Data entries
· · · · · · ·

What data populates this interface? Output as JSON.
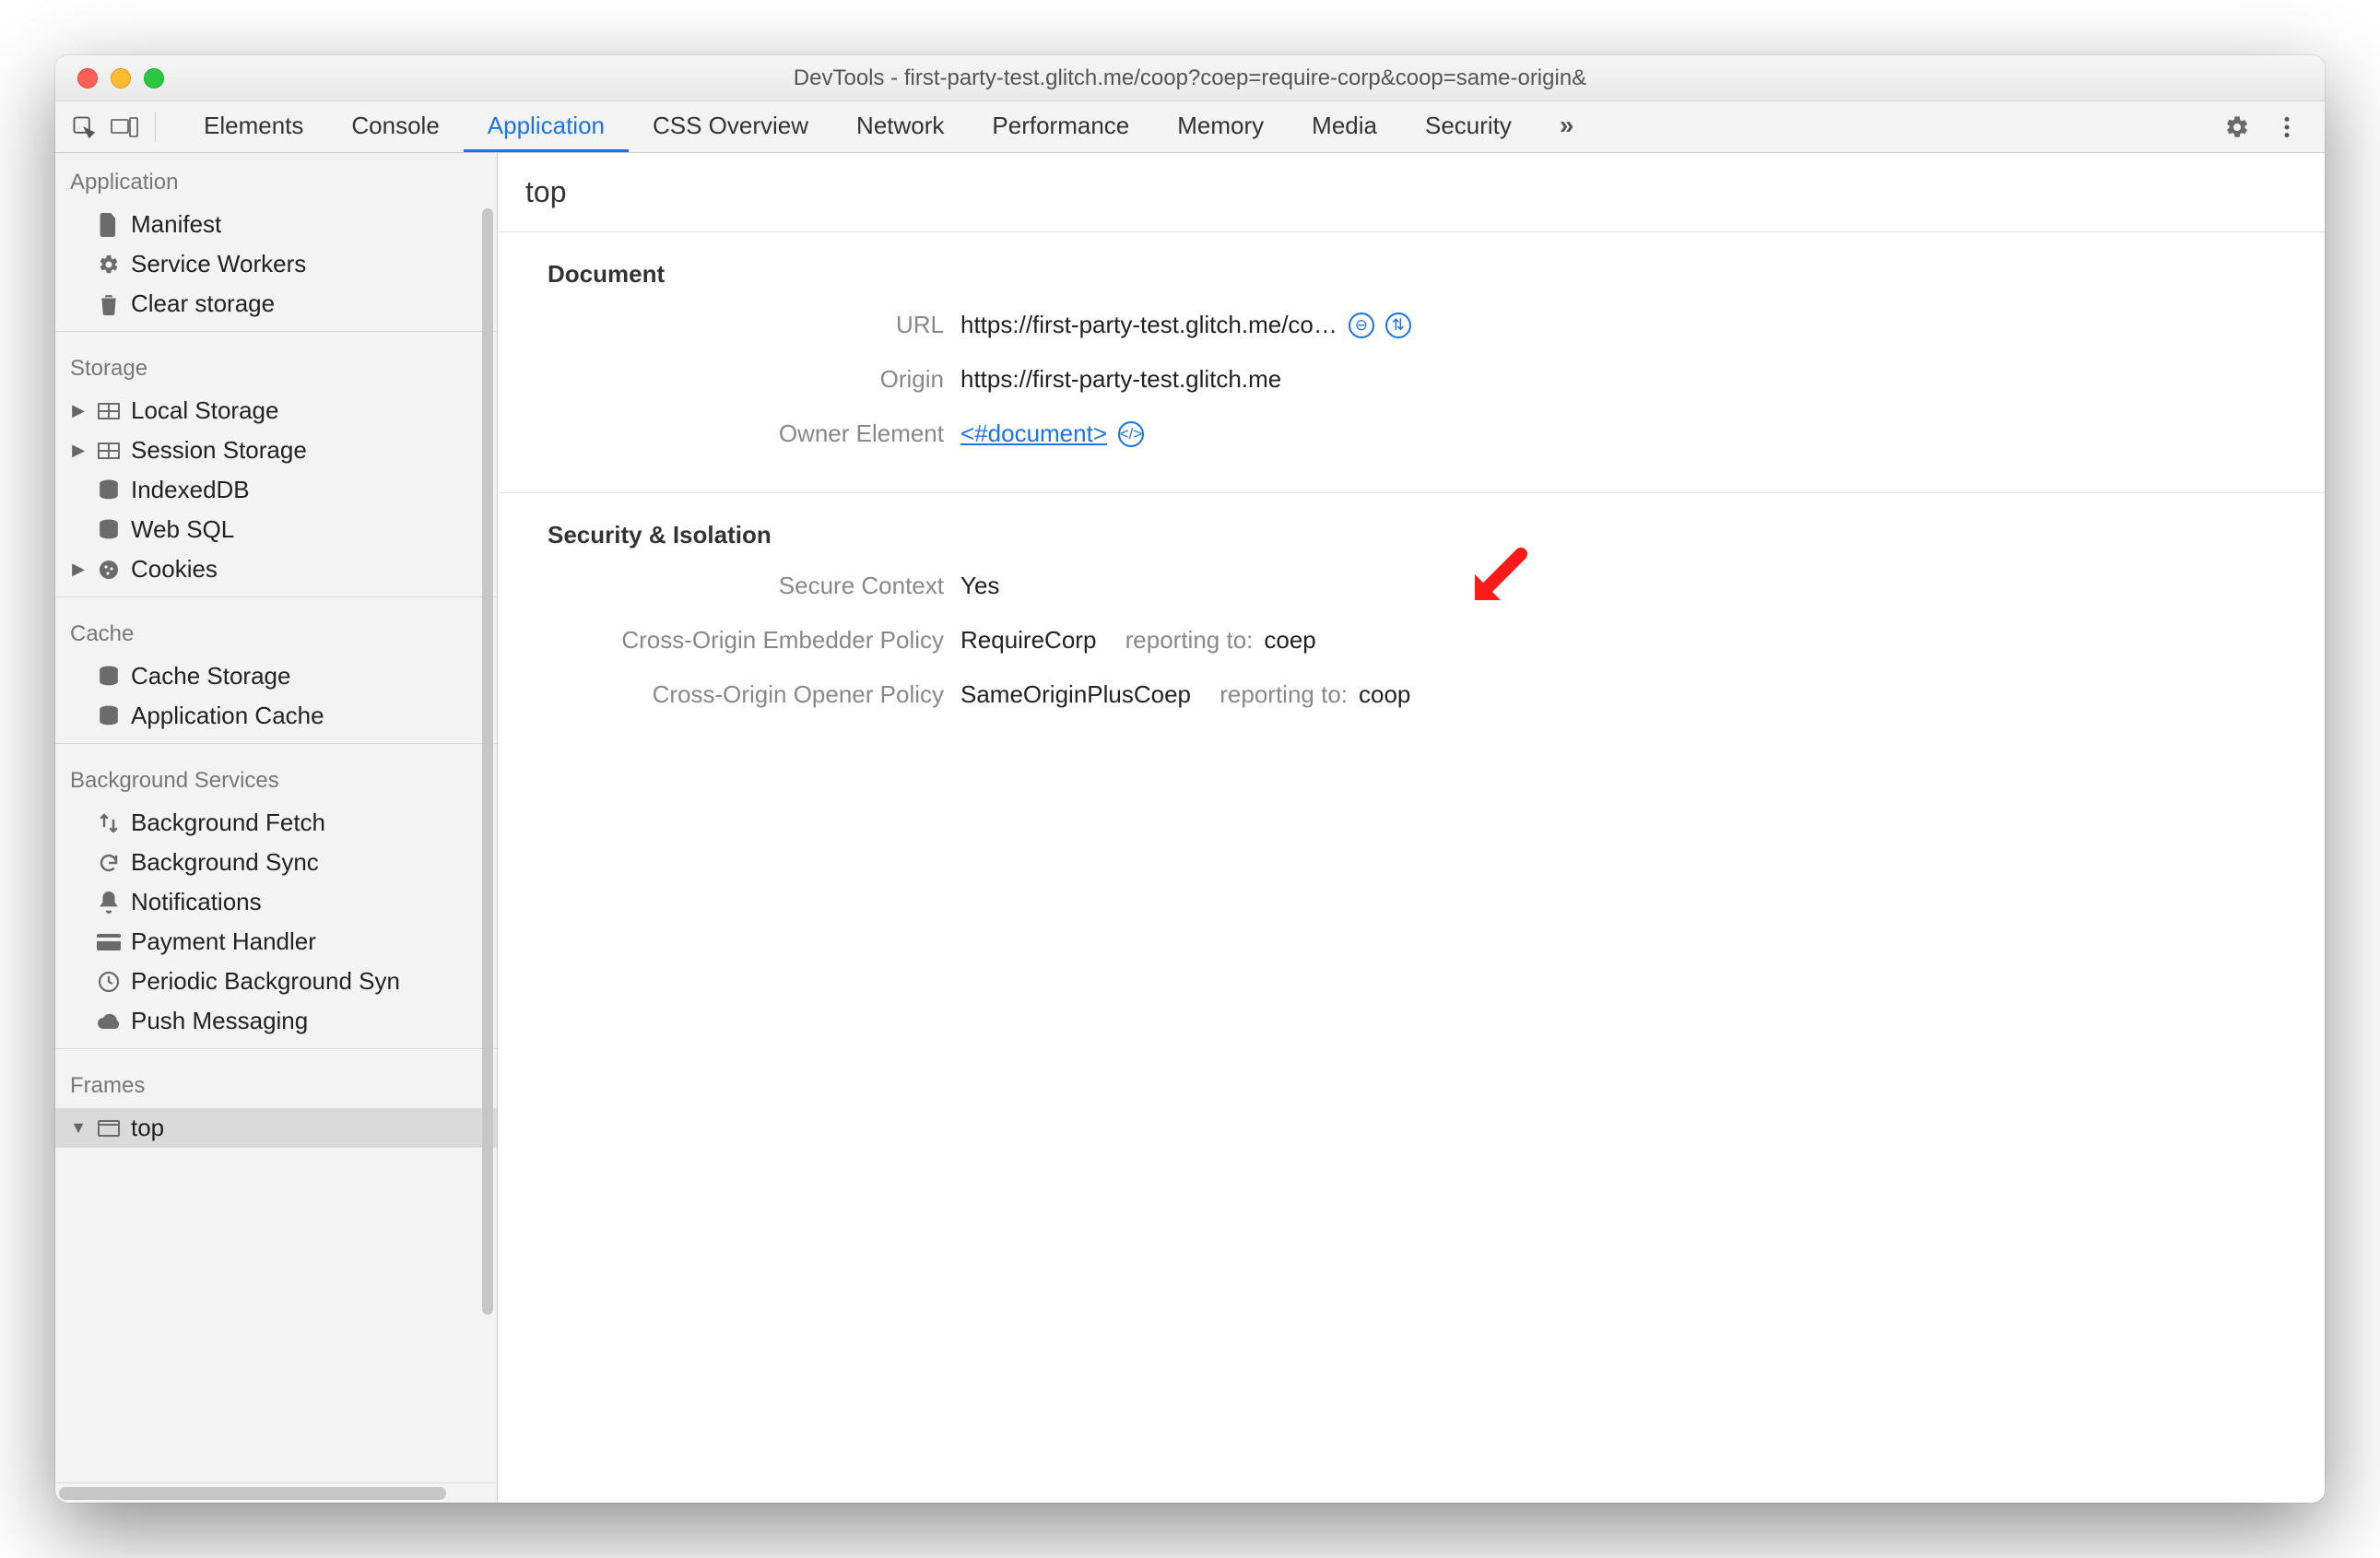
{
  "window": {
    "title": "DevTools - first-party-test.glitch.me/coop?coep=require-corp&coop=same-origin&"
  },
  "tabs": [
    {
      "label": "Elements",
      "active": false
    },
    {
      "label": "Console",
      "active": false
    },
    {
      "label": "Application",
      "active": true
    },
    {
      "label": "CSS Overview",
      "active": false
    },
    {
      "label": "Network",
      "active": false
    },
    {
      "label": "Performance",
      "active": false
    },
    {
      "label": "Memory",
      "active": false
    },
    {
      "label": "Media",
      "active": false
    },
    {
      "label": "Security",
      "active": false
    }
  ],
  "sidebar": {
    "section_application": "Application",
    "application_items": [
      {
        "label": "Manifest"
      },
      {
        "label": "Service Workers"
      },
      {
        "label": "Clear storage"
      }
    ],
    "section_storage": "Storage",
    "storage_items": [
      {
        "label": "Local Storage",
        "expandable": true
      },
      {
        "label": "Session Storage",
        "expandable": true
      },
      {
        "label": "IndexedDB"
      },
      {
        "label": "Web SQL"
      },
      {
        "label": "Cookies",
        "expandable": true
      }
    ],
    "section_cache": "Cache",
    "cache_items": [
      {
        "label": "Cache Storage"
      },
      {
        "label": "Application Cache"
      }
    ],
    "section_bg": "Background Services",
    "bg_items": [
      {
        "label": "Background Fetch"
      },
      {
        "label": "Background Sync"
      },
      {
        "label": "Notifications"
      },
      {
        "label": "Payment Handler"
      },
      {
        "label": "Periodic Background Syn"
      },
      {
        "label": "Push Messaging"
      }
    ],
    "section_frames": "Frames",
    "frames_items": [
      {
        "label": "top",
        "expandable": true,
        "expanded": true,
        "selected": true
      }
    ]
  },
  "main": {
    "title": "top",
    "document": {
      "heading": "Document",
      "url_label": "URL",
      "url_value": "https://first-party-test.glitch.me/co…",
      "origin_label": "Origin",
      "origin_value": "https://first-party-test.glitch.me",
      "owner_label": "Owner Element",
      "owner_value": "<#document>"
    },
    "security": {
      "heading": "Security & Isolation",
      "secure_context_label": "Secure Context",
      "secure_context_value": "Yes",
      "coep_label": "Cross-Origin Embedder Policy",
      "coep_value": "RequireCorp",
      "coep_reporting_prefix": "reporting to:",
      "coep_reporting_target": "coep",
      "coop_label": "Cross-Origin Opener Policy",
      "coop_value": "SameOriginPlusCoep",
      "coop_reporting_prefix": "reporting to:",
      "coop_reporting_target": "coop"
    }
  }
}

· · · · · · ·

Set every line down exactly as written, leaving each picture out.

Result of the exercise =
What data populates this interface? Output as JSON.
{
  "window": {
    "title": "DevTools - first-party-test.glitch.me/coop?coep=require-corp&coop=same-origin&"
  },
  "tabs": [
    {
      "label": "Elements",
      "active": false
    },
    {
      "label": "Console",
      "active": false
    },
    {
      "label": "Application",
      "active": true
    },
    {
      "label": "CSS Overview",
      "active": false
    },
    {
      "label": "Network",
      "active": false
    },
    {
      "label": "Performance",
      "active": false
    },
    {
      "label": "Memory",
      "active": false
    },
    {
      "label": "Media",
      "active": false
    },
    {
      "label": "Security",
      "active": false
    }
  ],
  "sidebar": {
    "section_application": "Application",
    "application_items": [
      {
        "label": "Manifest"
      },
      {
        "label": "Service Workers"
      },
      {
        "label": "Clear storage"
      }
    ],
    "section_storage": "Storage",
    "storage_items": [
      {
        "label": "Local Storage",
        "expandable": true
      },
      {
        "label": "Session Storage",
        "expandable": true
      },
      {
        "label": "IndexedDB"
      },
      {
        "label": "Web SQL"
      },
      {
        "label": "Cookies",
        "expandable": true
      }
    ],
    "section_cache": "Cache",
    "cache_items": [
      {
        "label": "Cache Storage"
      },
      {
        "label": "Application Cache"
      }
    ],
    "section_bg": "Background Services",
    "bg_items": [
      {
        "label": "Background Fetch"
      },
      {
        "label": "Background Sync"
      },
      {
        "label": "Notifications"
      },
      {
        "label": "Payment Handler"
      },
      {
        "label": "Periodic Background Syn"
      },
      {
        "label": "Push Messaging"
      }
    ],
    "section_frames": "Frames",
    "frames_items": [
      {
        "label": "top",
        "expandable": true,
        "expanded": true,
        "selected": true
      }
    ]
  },
  "main": {
    "title": "top",
    "document": {
      "heading": "Document",
      "url_label": "URL",
      "url_value": "https://first-party-test.glitch.me/co…",
      "origin_label": "Origin",
      "origin_value": "https://first-party-test.glitch.me",
      "owner_label": "Owner Element",
      "owner_value": "<#document>"
    },
    "security": {
      "heading": "Security & Isolation",
      "secure_context_label": "Secure Context",
      "secure_context_value": "Yes",
      "coep_label": "Cross-Origin Embedder Policy",
      "coep_value": "RequireCorp",
      "coep_reporting_prefix": "reporting to:",
      "coep_reporting_target": "coep",
      "coop_label": "Cross-Origin Opener Policy",
      "coop_value": "SameOriginPlusCoep",
      "coop_reporting_prefix": "reporting to:",
      "coop_reporting_target": "coop"
    }
  }
}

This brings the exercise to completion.